Document page transcript entries
▽

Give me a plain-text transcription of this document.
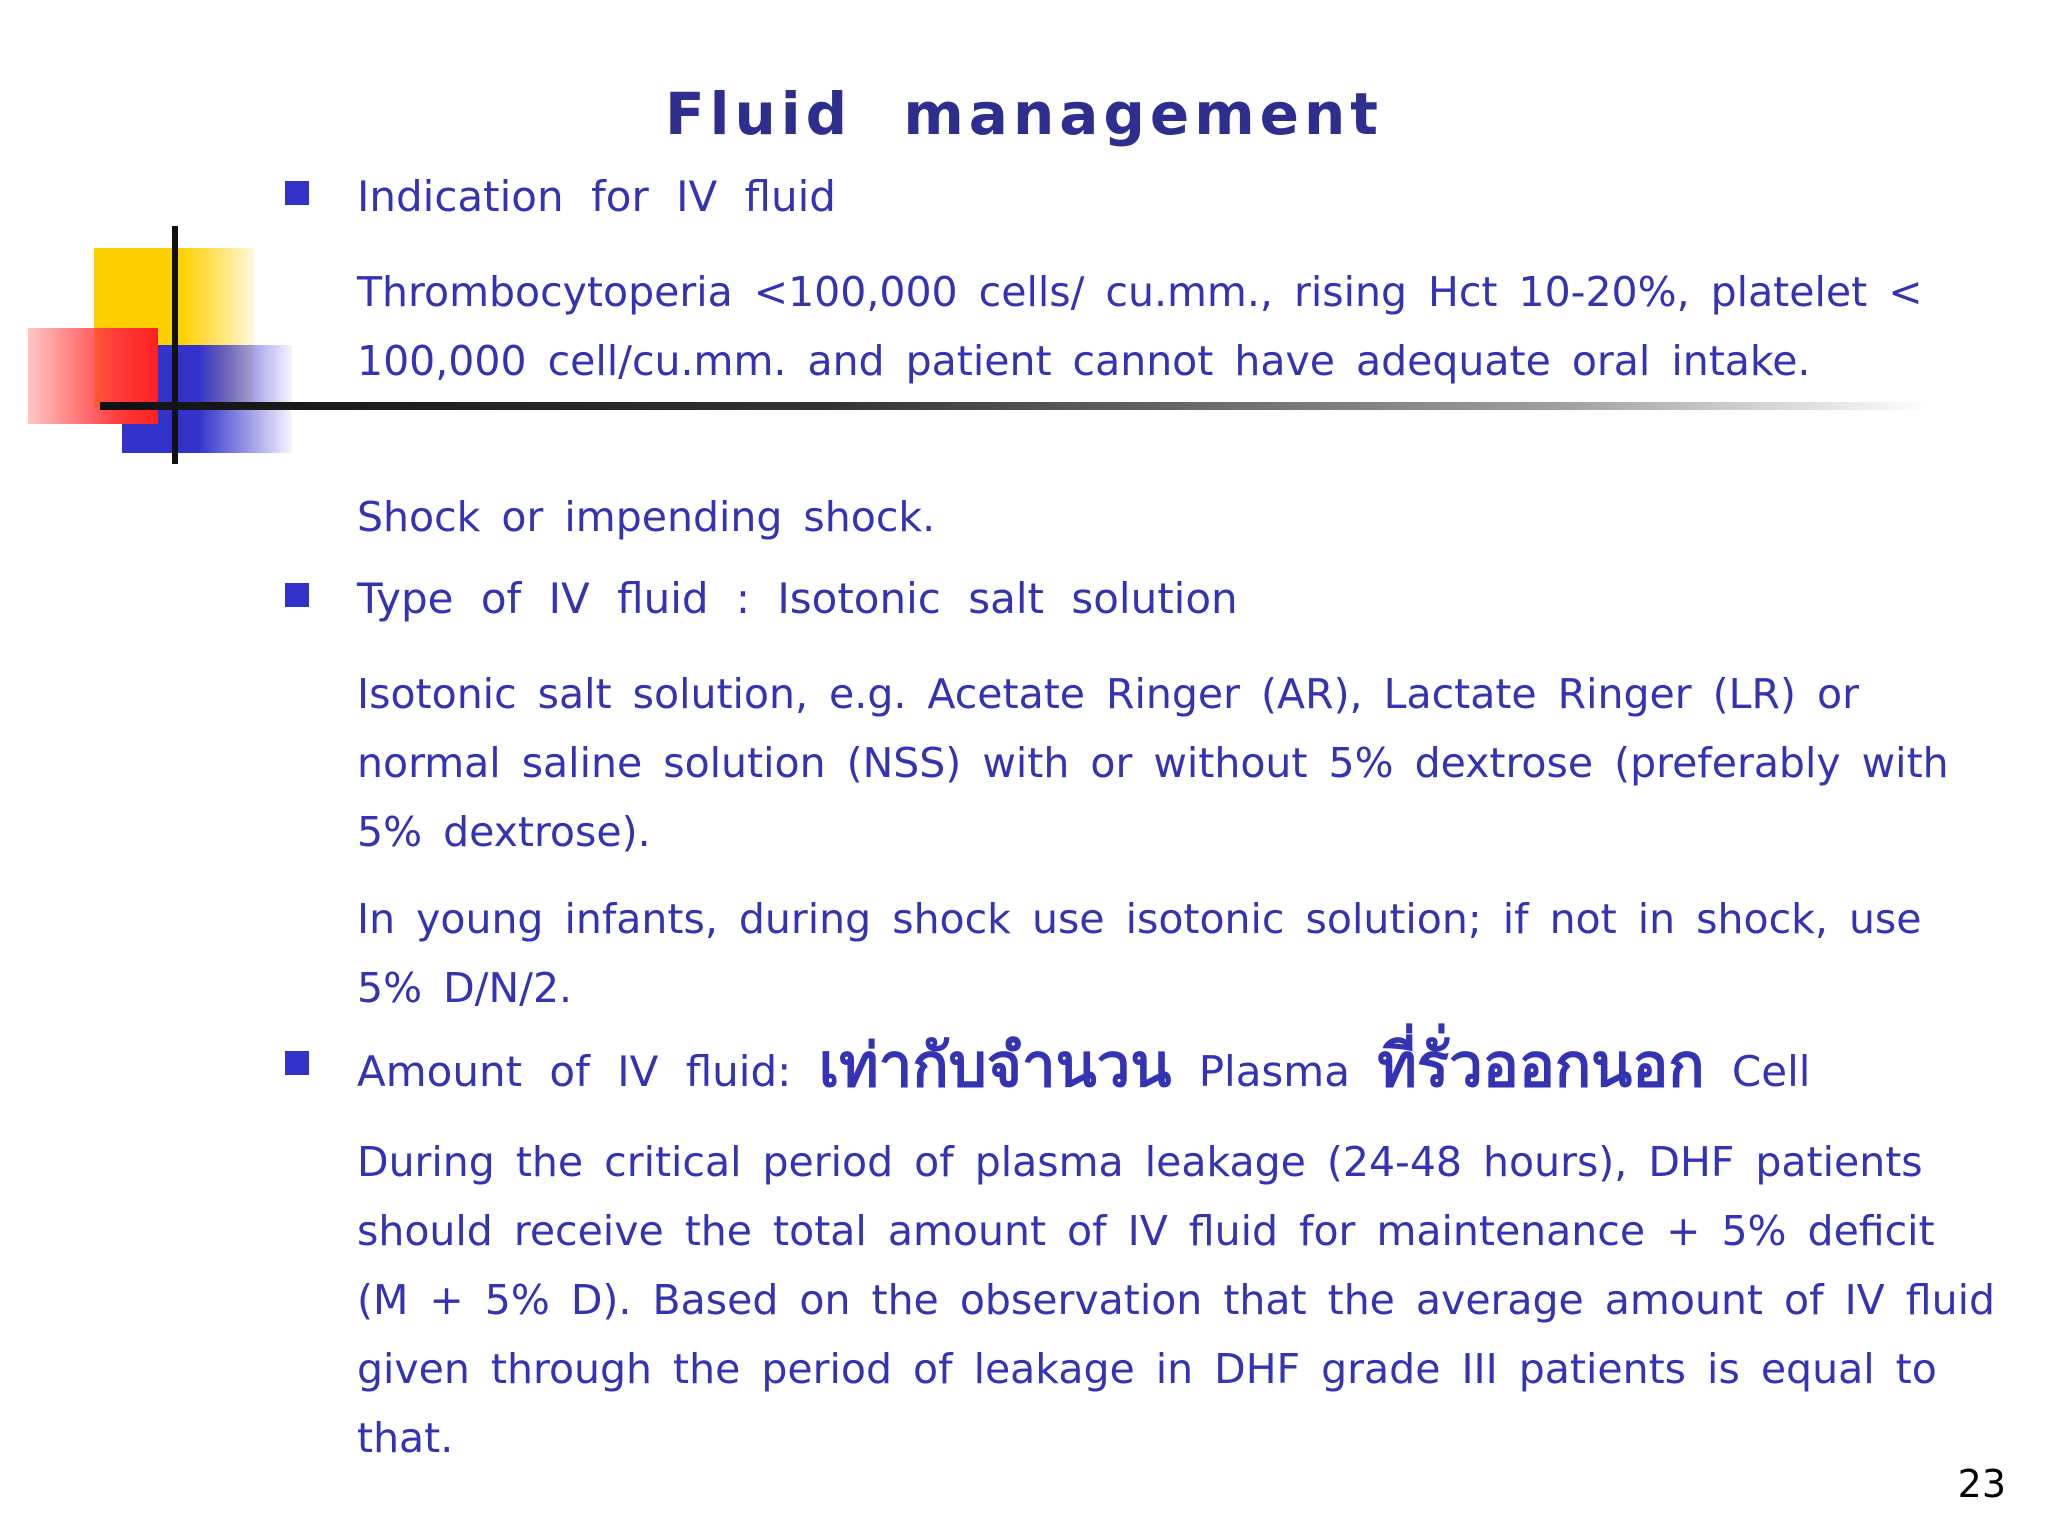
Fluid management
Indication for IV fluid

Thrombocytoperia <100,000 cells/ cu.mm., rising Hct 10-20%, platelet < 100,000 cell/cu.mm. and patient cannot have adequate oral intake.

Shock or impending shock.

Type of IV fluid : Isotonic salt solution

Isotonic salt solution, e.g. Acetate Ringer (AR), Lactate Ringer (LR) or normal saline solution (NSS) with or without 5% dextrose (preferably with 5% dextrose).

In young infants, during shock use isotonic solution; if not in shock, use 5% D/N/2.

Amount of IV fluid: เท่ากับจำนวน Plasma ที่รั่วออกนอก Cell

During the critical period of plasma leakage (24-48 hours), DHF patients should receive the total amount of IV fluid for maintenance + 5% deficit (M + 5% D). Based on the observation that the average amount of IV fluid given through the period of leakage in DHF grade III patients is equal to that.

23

△
▽

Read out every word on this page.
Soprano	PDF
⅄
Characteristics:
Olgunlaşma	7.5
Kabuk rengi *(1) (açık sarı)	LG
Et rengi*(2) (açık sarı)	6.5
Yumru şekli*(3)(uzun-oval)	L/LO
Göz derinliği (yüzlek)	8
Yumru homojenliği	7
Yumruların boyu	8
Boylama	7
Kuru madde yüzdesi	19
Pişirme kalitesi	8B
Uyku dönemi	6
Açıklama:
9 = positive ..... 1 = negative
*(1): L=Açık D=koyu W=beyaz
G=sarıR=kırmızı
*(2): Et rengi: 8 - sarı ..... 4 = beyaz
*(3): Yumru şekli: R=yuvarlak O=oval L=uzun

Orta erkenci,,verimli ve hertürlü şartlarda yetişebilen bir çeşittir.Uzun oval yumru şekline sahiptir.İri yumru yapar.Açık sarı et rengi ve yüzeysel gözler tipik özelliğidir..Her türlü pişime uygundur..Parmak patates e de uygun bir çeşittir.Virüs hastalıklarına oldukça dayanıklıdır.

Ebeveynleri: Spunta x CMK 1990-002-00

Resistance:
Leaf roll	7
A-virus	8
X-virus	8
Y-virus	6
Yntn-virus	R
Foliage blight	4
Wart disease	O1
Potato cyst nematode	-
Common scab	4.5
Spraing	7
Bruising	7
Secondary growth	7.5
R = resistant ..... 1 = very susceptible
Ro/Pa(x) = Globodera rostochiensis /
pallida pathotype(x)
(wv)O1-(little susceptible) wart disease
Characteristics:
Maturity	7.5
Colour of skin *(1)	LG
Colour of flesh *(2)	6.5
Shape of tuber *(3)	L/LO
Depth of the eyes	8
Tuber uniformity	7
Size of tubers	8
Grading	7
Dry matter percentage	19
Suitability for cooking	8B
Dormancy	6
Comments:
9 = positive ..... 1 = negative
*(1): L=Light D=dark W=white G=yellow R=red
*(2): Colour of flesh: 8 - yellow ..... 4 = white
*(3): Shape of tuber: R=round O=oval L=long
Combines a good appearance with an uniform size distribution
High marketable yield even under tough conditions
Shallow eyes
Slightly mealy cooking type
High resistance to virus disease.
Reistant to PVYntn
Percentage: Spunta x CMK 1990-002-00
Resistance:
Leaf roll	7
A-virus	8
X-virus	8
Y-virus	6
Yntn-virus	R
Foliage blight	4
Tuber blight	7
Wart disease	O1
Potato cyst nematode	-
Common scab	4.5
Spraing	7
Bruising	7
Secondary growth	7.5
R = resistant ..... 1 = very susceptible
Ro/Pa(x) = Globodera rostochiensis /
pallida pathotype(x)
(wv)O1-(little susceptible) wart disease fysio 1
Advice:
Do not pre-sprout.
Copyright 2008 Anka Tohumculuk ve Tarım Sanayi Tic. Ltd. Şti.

△

THE PROBLEM ▸ Only lines that contain the string "disease" count; pick each one out of the records and copy it.

EXERCISE ANSWER ▸
Wart disease	O1
(wv)O1-(little susceptible) wart disease
High resistance to virus disease.
Wart disease	O1
(wv)O1-(little susceptible) wart disease fysio 1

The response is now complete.